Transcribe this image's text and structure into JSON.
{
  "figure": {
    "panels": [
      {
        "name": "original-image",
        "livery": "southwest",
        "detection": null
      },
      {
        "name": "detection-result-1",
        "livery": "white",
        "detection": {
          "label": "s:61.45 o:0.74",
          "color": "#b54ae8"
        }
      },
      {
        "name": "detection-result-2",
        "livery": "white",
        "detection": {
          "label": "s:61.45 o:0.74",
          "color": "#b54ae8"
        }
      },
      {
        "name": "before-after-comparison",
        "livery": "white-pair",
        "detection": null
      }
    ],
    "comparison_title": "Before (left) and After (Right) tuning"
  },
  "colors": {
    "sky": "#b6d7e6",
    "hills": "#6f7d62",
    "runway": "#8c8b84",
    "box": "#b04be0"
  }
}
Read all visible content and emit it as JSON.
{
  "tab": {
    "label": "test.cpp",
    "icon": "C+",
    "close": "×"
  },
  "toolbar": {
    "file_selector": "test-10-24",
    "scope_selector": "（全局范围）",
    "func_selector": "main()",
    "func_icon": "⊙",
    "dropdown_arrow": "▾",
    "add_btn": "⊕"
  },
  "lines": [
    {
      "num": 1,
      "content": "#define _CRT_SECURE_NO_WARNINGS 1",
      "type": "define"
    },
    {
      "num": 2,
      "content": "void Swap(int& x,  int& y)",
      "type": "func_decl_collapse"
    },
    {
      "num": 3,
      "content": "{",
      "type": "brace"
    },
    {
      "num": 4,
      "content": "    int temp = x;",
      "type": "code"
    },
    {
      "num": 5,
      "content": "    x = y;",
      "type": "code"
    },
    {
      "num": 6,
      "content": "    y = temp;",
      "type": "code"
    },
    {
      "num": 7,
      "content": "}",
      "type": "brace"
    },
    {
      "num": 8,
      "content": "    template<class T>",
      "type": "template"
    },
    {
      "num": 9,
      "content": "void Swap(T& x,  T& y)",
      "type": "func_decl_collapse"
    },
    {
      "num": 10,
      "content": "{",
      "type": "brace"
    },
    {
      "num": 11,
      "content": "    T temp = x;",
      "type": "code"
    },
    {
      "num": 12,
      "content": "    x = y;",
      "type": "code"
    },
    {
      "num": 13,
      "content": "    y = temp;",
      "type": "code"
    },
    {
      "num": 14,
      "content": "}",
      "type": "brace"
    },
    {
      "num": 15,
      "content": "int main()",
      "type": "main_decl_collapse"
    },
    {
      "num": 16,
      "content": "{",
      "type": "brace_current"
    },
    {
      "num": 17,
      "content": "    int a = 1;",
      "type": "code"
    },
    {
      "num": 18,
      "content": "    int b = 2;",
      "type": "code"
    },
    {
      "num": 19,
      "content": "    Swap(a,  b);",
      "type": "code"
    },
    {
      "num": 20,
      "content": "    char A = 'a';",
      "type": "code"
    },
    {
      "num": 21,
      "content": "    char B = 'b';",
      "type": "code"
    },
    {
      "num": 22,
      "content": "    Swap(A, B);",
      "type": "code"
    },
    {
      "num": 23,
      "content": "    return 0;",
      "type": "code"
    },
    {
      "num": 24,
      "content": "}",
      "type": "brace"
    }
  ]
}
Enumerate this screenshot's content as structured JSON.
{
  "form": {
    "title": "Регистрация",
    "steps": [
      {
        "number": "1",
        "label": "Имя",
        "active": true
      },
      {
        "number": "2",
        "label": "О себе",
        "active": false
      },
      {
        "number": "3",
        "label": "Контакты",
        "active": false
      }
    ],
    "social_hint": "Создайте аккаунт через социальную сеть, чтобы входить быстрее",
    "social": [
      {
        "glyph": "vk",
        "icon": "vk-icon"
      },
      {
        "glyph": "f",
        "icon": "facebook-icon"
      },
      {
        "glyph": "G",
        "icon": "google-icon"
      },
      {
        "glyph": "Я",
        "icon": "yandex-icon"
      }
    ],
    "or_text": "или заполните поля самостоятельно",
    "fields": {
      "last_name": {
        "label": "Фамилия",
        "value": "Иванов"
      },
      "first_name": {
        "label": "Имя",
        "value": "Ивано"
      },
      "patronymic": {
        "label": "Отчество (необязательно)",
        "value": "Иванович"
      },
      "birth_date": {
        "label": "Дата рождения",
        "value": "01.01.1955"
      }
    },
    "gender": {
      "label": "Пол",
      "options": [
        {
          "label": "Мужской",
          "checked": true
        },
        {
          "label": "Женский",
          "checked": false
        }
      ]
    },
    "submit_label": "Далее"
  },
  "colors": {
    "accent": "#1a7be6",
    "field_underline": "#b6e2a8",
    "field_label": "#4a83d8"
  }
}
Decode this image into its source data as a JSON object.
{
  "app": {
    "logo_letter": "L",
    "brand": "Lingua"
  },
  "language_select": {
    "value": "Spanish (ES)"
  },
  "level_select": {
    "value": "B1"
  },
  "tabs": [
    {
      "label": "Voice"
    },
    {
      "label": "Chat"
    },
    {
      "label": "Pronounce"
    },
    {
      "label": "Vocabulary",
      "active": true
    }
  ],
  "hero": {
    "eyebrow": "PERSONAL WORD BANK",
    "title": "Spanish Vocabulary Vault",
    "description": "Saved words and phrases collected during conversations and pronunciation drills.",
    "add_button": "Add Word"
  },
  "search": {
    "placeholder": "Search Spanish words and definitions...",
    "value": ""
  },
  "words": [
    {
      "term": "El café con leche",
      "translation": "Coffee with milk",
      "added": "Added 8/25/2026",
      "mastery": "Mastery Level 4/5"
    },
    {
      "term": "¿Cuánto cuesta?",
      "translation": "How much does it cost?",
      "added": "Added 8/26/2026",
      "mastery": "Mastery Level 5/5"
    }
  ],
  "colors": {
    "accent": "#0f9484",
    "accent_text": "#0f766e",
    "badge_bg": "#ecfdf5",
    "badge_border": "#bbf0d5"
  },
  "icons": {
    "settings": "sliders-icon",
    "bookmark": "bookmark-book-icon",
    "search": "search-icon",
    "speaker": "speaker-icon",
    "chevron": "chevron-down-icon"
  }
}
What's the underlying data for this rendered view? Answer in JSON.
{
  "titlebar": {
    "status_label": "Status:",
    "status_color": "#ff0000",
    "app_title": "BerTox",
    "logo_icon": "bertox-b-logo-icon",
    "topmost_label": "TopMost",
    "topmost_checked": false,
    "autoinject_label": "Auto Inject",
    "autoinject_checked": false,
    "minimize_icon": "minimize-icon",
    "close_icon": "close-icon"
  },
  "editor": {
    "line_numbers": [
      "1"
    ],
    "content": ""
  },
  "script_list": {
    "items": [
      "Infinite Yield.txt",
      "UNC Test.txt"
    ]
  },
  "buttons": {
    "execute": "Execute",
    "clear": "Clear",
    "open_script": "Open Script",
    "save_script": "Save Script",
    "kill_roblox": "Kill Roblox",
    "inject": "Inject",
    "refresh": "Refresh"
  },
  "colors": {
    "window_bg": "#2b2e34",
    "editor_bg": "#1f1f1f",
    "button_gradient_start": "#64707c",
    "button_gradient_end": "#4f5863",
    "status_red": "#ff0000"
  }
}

Instruction
Here, the records must be output exactly and in full.

Answer to this exercise
Transcribe this image's text and structure into JSON.
{
  "figure": {
    "panels": [
      {
        "name": "original-image",
        "livery": "southwest",
        "detection": null
      },
      {
        "name": "detection-result-1",
        "livery": "white",
        "detection": {
          "label": "s:61.45 o:0.74",
          "color": "#b54ae8"
        }
      },
      {
        "name": "detection-result-2",
        "livery": "white",
        "detection": {
          "label": "s:61.45 o:0.74",
          "color": "#b54ae8"
        }
      },
      {
        "name": "before-after-comparison",
        "livery": "white-pair",
        "detection": null
      }
    ],
    "comparison_title": "Before (left) and After (Right) tuning"
  },
  "colors": {
    "sky": "#b6d7e6",
    "hills": "#6f7d62",
    "runway": "#8c8b84",
    "box": "#b04be0"
  }
}
Read all visible content and emit it as JSON.
{
  "tab": {
    "label": "test.cpp",
    "icon": "C+",
    "close": "×"
  },
  "toolbar": {
    "file_selector": "test-10-24",
    "scope_selector": "（全局范围）",
    "func_selector": "main()",
    "func_icon": "⊙",
    "dropdown_arrow": "▾",
    "add_btn": "⊕"
  },
  "lines": [
    {
      "num": 1,
      "content": "#define _CRT_SECURE_NO_WARNINGS 1",
      "type": "define"
    },
    {
      "num": 2,
      "content": "void Swap(int& x,  int& y)",
      "type": "func_decl_collapse"
    },
    {
      "num": 3,
      "content": "{",
      "type": "brace"
    },
    {
      "num": 4,
      "content": "    int temp = x;",
      "type": "code"
    },
    {
      "num": 5,
      "content": "    x = y;",
      "type": "code"
    },
    {
      "num": 6,
      "content": "    y = temp;",
      "type": "code"
    },
    {
      "num": 7,
      "content": "}",
      "type": "brace"
    },
    {
      "num": 8,
      "content": "    template<class T>",
      "type": "template"
    },
    {
      "num": 9,
      "content": "void Swap(T& x,  T& y)",
      "type": "func_decl_collapse"
    },
    {
      "num": 10,
      "content": "{",
      "type": "brace"
    },
    {
      "num": 11,
      "content": "    T temp = x;",
      "type": "code"
    },
    {
      "num": 12,
      "content": "    x = y;",
      "type": "code"
    },
    {
      "num": 13,
      "content": "    y = temp;",
      "type": "code"
    },
    {
      "num": 14,
      "content": "}",
      "type": "brace"
    },
    {
      "num": 15,
      "content": "int main()",
      "type": "main_decl_collapse"
    },
    {
      "num": 16,
      "content": "{",
      "type": "brace_current"
    },
    {
      "num": 17,
      "content": "    int a = 1;",
      "type": "code"
    },
    {
      "num": 18,
      "content": "    int b = 2;",
      "type": "code"
    },
    {
      "num": 19,
      "content": "    Swap(a,  b);",
      "type": "code"
    },
    {
      "num": 20,
      "content": "    char A = 'a';",
      "type": "code"
    },
    {
      "num": 21,
      "content": "    char B = 'b';",
      "type": "code"
    },
    {
      "num": 22,
      "content": "    Swap(A, B);",
      "type": "code"
    },
    {
      "num": 23,
      "content": "    return 0;",
      "type": "code"
    },
    {
      "num": 24,
      "content": "}",
      "type": "brace"
    }
  ]
}
Enumerate this screenshot's content as structured JSON.
{
  "form": {
    "title": "Регистрация",
    "steps": [
      {
        "number": "1",
        "label": "Имя",
        "active": true
      },
      {
        "number": "2",
        "label": "О себе",
        "active": false
      },
      {
        "number": "3",
        "label": "Контакты",
        "active": false
      }
    ],
    "social_hint": "Создайте аккаунт через социальную сеть, чтобы входить быстрее",
    "social": [
      {
        "glyph": "vk",
        "icon": "vk-icon"
      },
      {
        "glyph": "f",
        "icon": "facebook-icon"
      },
      {
        "glyph": "G",
        "icon": "google-icon"
      },
      {
        "glyph": "Я",
        "icon": "yandex-icon"
      }
    ],
    "or_text": "или заполните поля самостоятельно",
    "fields": {
      "last_name": {
        "label": "Фамилия",
        "value": "Иванов"
      },
      "first_name": {
        "label": "Имя",
        "value": "Ивано"
      },
      "patronymic": {
        "label": "Отчество (необязательно)",
        "value": "Иванович"
      },
      "birth_date": {
        "label": "Дата рождения",
        "value": "01.01.1955"
      }
    },
    "gender": {
      "label": "Пол",
      "options": [
        {
          "label": "Мужской",
          "checked": true
        },
        {
          "label": "Женский",
          "checked": false
        }
      ]
    },
    "submit_label": "Далее"
  },
  "colors": {
    "accent": "#1a7be6",
    "field_underline": "#b6e2a8",
    "field_label": "#4a83d8"
  }
}
Decode this image into its source data as a JSON object.
{
  "app": {
    "logo_letter": "L",
    "brand": "Lingua"
  },
  "language_select": {
    "value": "Spanish (ES)"
  },
  "level_select": {
    "value": "B1"
  },
  "tabs": [
    {
      "label": "Voice"
    },
    {
      "label": "Chat"
    },
    {
      "label": "Pronounce"
    },
    {
      "label": "Vocabulary",
      "active": true
    }
  ],
  "hero": {
    "eyebrow": "PERSONAL WORD BANK",
    "title": "Spanish Vocabulary Vault",
    "description": "Saved words and phrases collected during conversations and pronunciation drills.",
    "add_button": "Add Word"
  },
  "search": {
    "placeholder": "Search Spanish words and definitions...",
    "value": ""
  },
  "words": [
    {
      "term": "El café con leche",
      "translation": "Coffee with milk",
      "added": "Added 8/25/2026",
      "mastery": "Mastery Level 4/5"
    },
    {
      "term": "¿Cuánto cuesta?",
      "translation": "How much does it cost?",
      "added": "Added 8/26/2026",
      "mastery": "Mastery Level 5/5"
    }
  ],
  "colors": {
    "accent": "#0f9484",
    "accent_text": "#0f766e",
    "badge_bg": "#ecfdf5",
    "badge_border": "#bbf0d5"
  },
  "icons": {
    "settings": "sliders-icon",
    "bookmark": "bookmark-book-icon",
    "search": "search-icon",
    "speaker": "speaker-icon",
    "chevron": "chevron-down-icon"
  }
}
What's the underlying data for this rendered view? Answer in JSON.
{
  "titlebar": {
    "status_label": "Status:",
    "status_color": "#ff0000",
    "app_title": "BerTox",
    "logo_icon": "bertox-b-logo-icon",
    "topmost_label": "TopMost",
    "topmost_checked": false,
    "autoinject_label": "Auto Inject",
    "autoinject_checked": false,
    "minimize_icon": "minimize-icon",
    "close_icon": "close-icon"
  },
  "editor": {
    "line_numbers": [
      "1"
    ],
    "content": ""
  },
  "script_list": {
    "items": [
      "Infinite Yield.txt",
      "UNC Test.txt"
    ]
  },
  "buttons": {
    "execute": "Execute",
    "clear": "Clear",
    "open_script": "Open Script",
    "save_script": "Save Script",
    "kill_roblox": "Kill Roblox",
    "inject": "Inject",
    "refresh": "Refresh"
  },
  "colors": {
    "window_bg": "#2b2e34",
    "editor_bg": "#1f1f1f",
    "button_gradient_start": "#64707c",
    "button_gradient_end": "#4f5863",
    "status_red": "#ff0000"
  }
}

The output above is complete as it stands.